- _Records to use_:
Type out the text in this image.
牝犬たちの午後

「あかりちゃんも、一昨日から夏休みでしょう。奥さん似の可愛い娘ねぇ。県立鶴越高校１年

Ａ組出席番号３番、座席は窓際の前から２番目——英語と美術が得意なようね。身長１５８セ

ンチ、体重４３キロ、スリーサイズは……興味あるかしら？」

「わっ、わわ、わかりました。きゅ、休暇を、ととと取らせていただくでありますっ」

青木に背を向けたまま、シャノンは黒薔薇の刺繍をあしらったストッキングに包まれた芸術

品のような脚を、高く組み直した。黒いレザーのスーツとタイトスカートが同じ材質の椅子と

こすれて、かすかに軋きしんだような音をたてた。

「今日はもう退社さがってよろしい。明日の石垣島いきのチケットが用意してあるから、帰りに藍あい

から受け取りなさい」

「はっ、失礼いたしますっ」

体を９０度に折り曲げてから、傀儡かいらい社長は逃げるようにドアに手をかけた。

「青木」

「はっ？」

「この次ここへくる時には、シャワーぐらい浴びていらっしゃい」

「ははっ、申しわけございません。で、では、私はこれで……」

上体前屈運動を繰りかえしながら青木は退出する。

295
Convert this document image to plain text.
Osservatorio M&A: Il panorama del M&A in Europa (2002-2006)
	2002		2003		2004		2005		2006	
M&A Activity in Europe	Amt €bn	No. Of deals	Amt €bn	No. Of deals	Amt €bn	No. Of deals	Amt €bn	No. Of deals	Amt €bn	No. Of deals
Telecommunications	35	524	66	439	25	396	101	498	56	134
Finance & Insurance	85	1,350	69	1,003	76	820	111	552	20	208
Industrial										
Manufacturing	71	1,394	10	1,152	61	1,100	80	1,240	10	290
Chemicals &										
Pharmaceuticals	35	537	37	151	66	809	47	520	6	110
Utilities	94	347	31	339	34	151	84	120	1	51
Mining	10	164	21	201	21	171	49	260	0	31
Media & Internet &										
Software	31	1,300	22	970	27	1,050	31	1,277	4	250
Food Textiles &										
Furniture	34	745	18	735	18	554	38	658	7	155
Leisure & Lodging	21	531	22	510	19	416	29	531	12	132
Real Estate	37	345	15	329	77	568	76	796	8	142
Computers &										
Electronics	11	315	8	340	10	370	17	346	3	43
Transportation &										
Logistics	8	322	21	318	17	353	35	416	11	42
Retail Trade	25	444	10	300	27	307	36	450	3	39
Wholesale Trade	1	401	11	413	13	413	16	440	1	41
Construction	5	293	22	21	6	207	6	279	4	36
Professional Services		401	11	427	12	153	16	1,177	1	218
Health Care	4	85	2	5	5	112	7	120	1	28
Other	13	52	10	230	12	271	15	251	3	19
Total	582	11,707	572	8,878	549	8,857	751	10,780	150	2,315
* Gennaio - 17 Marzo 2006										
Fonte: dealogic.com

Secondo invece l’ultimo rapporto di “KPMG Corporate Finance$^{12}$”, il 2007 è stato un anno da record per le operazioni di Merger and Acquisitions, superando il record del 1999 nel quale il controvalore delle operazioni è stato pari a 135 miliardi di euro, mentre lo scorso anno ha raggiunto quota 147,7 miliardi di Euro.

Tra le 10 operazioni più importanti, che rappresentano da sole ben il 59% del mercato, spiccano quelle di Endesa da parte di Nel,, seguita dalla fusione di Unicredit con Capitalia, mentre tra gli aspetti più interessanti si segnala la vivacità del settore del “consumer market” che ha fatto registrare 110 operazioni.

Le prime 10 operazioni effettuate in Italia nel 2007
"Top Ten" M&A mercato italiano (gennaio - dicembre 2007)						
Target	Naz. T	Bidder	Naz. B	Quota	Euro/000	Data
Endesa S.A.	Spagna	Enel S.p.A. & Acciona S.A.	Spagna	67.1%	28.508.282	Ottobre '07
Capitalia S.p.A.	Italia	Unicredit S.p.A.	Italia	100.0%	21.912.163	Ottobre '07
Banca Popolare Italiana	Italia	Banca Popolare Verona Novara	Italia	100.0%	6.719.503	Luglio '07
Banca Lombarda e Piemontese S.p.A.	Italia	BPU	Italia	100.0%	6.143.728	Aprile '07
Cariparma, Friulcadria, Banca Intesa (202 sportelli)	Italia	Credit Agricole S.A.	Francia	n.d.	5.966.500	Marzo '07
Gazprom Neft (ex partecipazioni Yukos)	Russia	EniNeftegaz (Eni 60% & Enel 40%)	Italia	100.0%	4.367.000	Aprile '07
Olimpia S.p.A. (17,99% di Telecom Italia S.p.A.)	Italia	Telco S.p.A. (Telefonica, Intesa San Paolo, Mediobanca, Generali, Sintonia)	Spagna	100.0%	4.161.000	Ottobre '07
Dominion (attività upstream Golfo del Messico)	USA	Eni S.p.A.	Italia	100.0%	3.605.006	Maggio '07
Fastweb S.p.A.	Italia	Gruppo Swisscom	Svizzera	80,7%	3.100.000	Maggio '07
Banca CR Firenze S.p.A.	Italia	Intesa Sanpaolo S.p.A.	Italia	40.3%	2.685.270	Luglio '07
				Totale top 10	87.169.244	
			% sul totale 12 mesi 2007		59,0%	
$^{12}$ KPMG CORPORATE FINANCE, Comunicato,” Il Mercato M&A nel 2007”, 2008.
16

- _Exercise requirements_:
Output all preceding records character for character.

- _Response_:
Type out the text in this image.
牝犬たちの午後

「あかりちゃんも、一昨日から夏休みでしょう。奥さん似の可愛い娘ねぇ。県立鶴越高校１年

Ａ組出席番号３番、座席は窓際の前から２番目——英語と美術が得意なようね。身長１５８セ

ンチ、体重４３キロ、スリーサイズは……興味あるかしら？」

「わっ、わわ、わかりました。きゅ、休暇を、ととと取らせていただくでありますっ」

青木に背を向けたまま、シャノンは黒薔薇の刺繍をあしらったストッキングに包まれた芸術

品のような脚を、高く組み直した。黒いレザーのスーツとタイトスカートが同じ材質の椅子と

こすれて、かすかに軋きしんだような音をたてた。

「今日はもう退社さがってよろしい。明日の石垣島いきのチケットが用意してあるから、帰りに藍あい

から受け取りなさい」

「はっ、失礼いたしますっ」

体を９０度に折り曲げてから、傀儡かいらい社長は逃げるようにドアに手をかけた。

「青木」

「はっ？」

「この次ここへくる時には、シャワーぐらい浴びていらっしゃい」

「ははっ、申しわけございません。で、では、私はこれで……」

上体前屈運動を繰りかえしながら青木は退出する。

295
Convert this document image to plain text.
Osservatorio M&A: Il panorama del M&A in Europa (2002-2006)
	2002		2003		2004		2005		2006	
M&A Activity in Europe	Amt €bn	No. Of deals	Amt €bn	No. Of deals	Amt €bn	No. Of deals	Amt €bn	No. Of deals	Amt €bn	No. Of deals
Telecommunications	35	524	66	439	25	396	101	498	56	134
Finance & Insurance	85	1,350	69	1,003	76	820	111	552	20	208
Industrial										
Manufacturing	71	1,394	10	1,152	61	1,100	80	1,240	10	290
Chemicals &										
Pharmaceuticals	35	537	37	151	66	809	47	520	6	110
Utilities	94	347	31	339	34	151	84	120	1	51
Mining	10	164	21	201	21	171	49	260	0	31
Media & Internet &										
Software	31	1,300	22	970	27	1,050	31	1,277	4	250
Food Textiles &										
Furniture	34	745	18	735	18	554	38	658	7	155
Leisure & Lodging	21	531	22	510	19	416	29	531	12	132
Real Estate	37	345	15	329	77	568	76	796	8	142
Computers &										
Electronics	11	315	8	340	10	370	17	346	3	43
Transportation &										
Logistics	8	322	21	318	17	353	35	416	11	42
Retail Trade	25	444	10	300	27	307	36	450	3	39
Wholesale Trade	1	401	11	413	13	413	16	440	1	41
Construction	5	293	22	21	6	207	6	279	4	36
Professional Services		401	11	427	12	153	16	1,177	1	218
Health Care	4	85	2	5	5	112	7	120	1	28
Other	13	52	10	230	12	271	15	251	3	19
Total	582	11,707	572	8,878	549	8,857	751	10,780	150	2,315
* Gennaio - 17 Marzo 2006										
Fonte: dealogic.com

Secondo invece l’ultimo rapporto di “KPMG Corporate Finance$^{12}$”, il 2007 è stato un anno da record per le operazioni di Merger and Acquisitions, superando il record del 1999 nel quale il controvalore delle operazioni è stato pari a 135 miliardi di euro, mentre lo scorso anno ha raggiunto quota 147,7 miliardi di Euro.

Tra le 10 operazioni più importanti, che rappresentano da sole ben il 59% del mercato, spiccano quelle di Endesa da parte di Nel,, seguita dalla fusione di Unicredit con Capitalia, mentre tra gli aspetti più interessanti si segnala la vivacità del settore del “consumer market” che ha fatto registrare 110 operazioni.

Le prime 10 operazioni effettuate in Italia nel 2007
"Top Ten" M&A mercato italiano (gennaio - dicembre 2007)						
Target	Naz. T	Bidder	Naz. B	Quota	Euro/000	Data
Endesa S.A.	Spagna	Enel S.p.A. & Acciona S.A.	Spagna	67.1%	28.508.282	Ottobre '07
Capitalia S.p.A.	Italia	Unicredit S.p.A.	Italia	100.0%	21.912.163	Ottobre '07
Banca Popolare Italiana	Italia	Banca Popolare Verona Novara	Italia	100.0%	6.719.503	Luglio '07
Banca Lombarda e Piemontese S.p.A.	Italia	BPU	Italia	100.0%	6.143.728	Aprile '07
Cariparma, Friulcadria, Banca Intesa (202 sportelli)	Italia	Credit Agricole S.A.	Francia	n.d.	5.966.500	Marzo '07
Gazprom Neft (ex partecipazioni Yukos)	Russia	EniNeftegaz (Eni 60% & Enel 40%)	Italia	100.0%	4.367.000	Aprile '07
Olimpia S.p.A. (17,99% di Telecom Italia S.p.A.)	Italia	Telco S.p.A. (Telefonica, Intesa San Paolo, Mediobanca, Generali, Sintonia)	Spagna	100.0%	4.161.000	Ottobre '07
Dominion (attività upstream Golfo del Messico)	USA	Eni S.p.A.	Italia	100.0%	3.605.006	Maggio '07
Fastweb S.p.A.	Italia	Gruppo Swisscom	Svizzera	80,7%	3.100.000	Maggio '07
Banca CR Firenze S.p.A.	Italia	Intesa Sanpaolo S.p.A.	Italia	40.3%	2.685.270	Luglio '07
				Totale top 10	87.169.244	
			% sul totale 12 mesi 2007		59,0%	
$^{12}$ KPMG CORPORATE FINANCE, Comunicato,” Il Mercato M&A nel 2007”, 2008.
16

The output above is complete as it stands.